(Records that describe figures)
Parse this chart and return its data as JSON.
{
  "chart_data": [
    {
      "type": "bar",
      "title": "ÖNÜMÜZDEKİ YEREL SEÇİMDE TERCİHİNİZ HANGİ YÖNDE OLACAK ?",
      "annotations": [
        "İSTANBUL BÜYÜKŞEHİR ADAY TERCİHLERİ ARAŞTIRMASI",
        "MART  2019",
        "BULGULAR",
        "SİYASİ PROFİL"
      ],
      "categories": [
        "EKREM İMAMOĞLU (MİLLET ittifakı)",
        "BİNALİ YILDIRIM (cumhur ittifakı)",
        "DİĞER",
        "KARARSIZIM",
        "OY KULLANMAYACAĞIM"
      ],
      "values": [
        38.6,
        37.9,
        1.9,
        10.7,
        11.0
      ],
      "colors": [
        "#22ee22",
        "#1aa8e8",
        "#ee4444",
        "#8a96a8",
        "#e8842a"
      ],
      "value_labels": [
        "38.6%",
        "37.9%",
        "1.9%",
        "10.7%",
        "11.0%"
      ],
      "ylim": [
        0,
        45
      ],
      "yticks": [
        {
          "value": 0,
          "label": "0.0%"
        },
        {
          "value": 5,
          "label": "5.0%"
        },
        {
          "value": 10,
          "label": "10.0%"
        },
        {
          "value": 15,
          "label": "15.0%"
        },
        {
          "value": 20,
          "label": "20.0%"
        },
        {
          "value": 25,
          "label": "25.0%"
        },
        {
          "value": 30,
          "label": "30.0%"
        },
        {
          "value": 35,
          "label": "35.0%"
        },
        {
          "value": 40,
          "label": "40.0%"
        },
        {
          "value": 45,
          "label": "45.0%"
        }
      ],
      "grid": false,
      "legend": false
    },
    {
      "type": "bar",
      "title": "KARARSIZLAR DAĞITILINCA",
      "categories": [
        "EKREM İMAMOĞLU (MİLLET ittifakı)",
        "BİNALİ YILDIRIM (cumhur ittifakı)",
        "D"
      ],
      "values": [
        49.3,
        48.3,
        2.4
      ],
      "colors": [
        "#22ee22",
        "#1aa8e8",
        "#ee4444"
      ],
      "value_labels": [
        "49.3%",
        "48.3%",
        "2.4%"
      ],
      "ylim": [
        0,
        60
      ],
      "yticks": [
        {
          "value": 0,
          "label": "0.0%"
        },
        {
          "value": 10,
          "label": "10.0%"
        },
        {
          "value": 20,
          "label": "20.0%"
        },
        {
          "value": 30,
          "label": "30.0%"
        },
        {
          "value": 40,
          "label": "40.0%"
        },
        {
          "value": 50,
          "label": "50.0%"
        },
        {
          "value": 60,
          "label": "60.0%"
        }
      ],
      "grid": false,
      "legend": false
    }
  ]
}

▸ **Goal**
Reproduce the data shown above exactly.

▸ **Written answer**
Parse this chart and return its data as JSON.
{
  "chart_data": [
    {
      "type": "bar",
      "title": "ÖNÜMÜZDEKİ YEREL SEÇİMDE TERCİHİNİZ HANGİ YÖNDE OLACAK ?",
      "annotations": [
        "İSTANBUL BÜYÜKŞEHİR ADAY TERCİHLERİ ARAŞTIRMASI",
        "MART  2019",
        "BULGULAR",
        "SİYASİ PROFİL"
      ],
      "categories": [
        "EKREM İMAMOĞLU (MİLLET ittifakı)",
        "BİNALİ YILDIRIM (cumhur ittifakı)",
        "DİĞER",
        "KARARSIZIM",
        "OY KULLANMAYACAĞIM"
      ],
      "values": [
        38.6,
        37.9,
        1.9,
        10.7,
        11.0
      ],
      "colors": [
        "#22ee22",
        "#1aa8e8",
        "#ee4444",
        "#8a96a8",
        "#e8842a"
      ],
      "value_labels": [
        "38.6%",
        "37.9%",
        "1.9%",
        "10.7%",
        "11.0%"
      ],
      "ylim": [
        0,
        45
      ],
      "yticks": [
        {
          "value": 0,
          "label": "0.0%"
        },
        {
          "value": 5,
          "label": "5.0%"
        },
        {
          "value": 10,
          "label": "10.0%"
        },
        {
          "value": 15,
          "label": "15.0%"
        },
        {
          "value": 20,
          "label": "20.0%"
        },
        {
          "value": 25,
          "label": "25.0%"
        },
        {
          "value": 30,
          "label": "30.0%"
        },
        {
          "value": 35,
          "label": "35.0%"
        },
        {
          "value": 40,
          "label": "40.0%"
        },
        {
          "value": 45,
          "label": "45.0%"
        }
      ],
      "grid": false,
      "legend": false
    },
    {
      "type": "bar",
      "title": "KARARSIZLAR DAĞITILINCA",
      "categories": [
        "EKREM İMAMOĞLU (MİLLET ittifakı)",
        "BİNALİ YILDIRIM (cumhur ittifakı)",
        "D"
      ],
      "values": [
        49.3,
        48.3,
        2.4
      ],
      "colors": [
        "#22ee22",
        "#1aa8e8",
        "#ee4444"
      ],
      "value_labels": [
        "49.3%",
        "48.3%",
        "2.4%"
      ],
      "ylim": [
        0,
        60
      ],
      "yticks": [
        {
          "value": 0,
          "label": "0.0%"
        },
        {
          "value": 10,
          "label": "10.0%"
        },
        {
          "value": 20,
          "label": "20.0%"
        },
        {
          "value": 30,
          "label": "30.0%"
        },
        {
          "value": 40,
          "label": "40.0%"
        },
        {
          "value": 50,
          "label": "50.0%"
        },
        {
          "value": 60,
          "label": "60.0%"
        }
      ],
      "grid": false,
      "legend": false
    }
  ]
}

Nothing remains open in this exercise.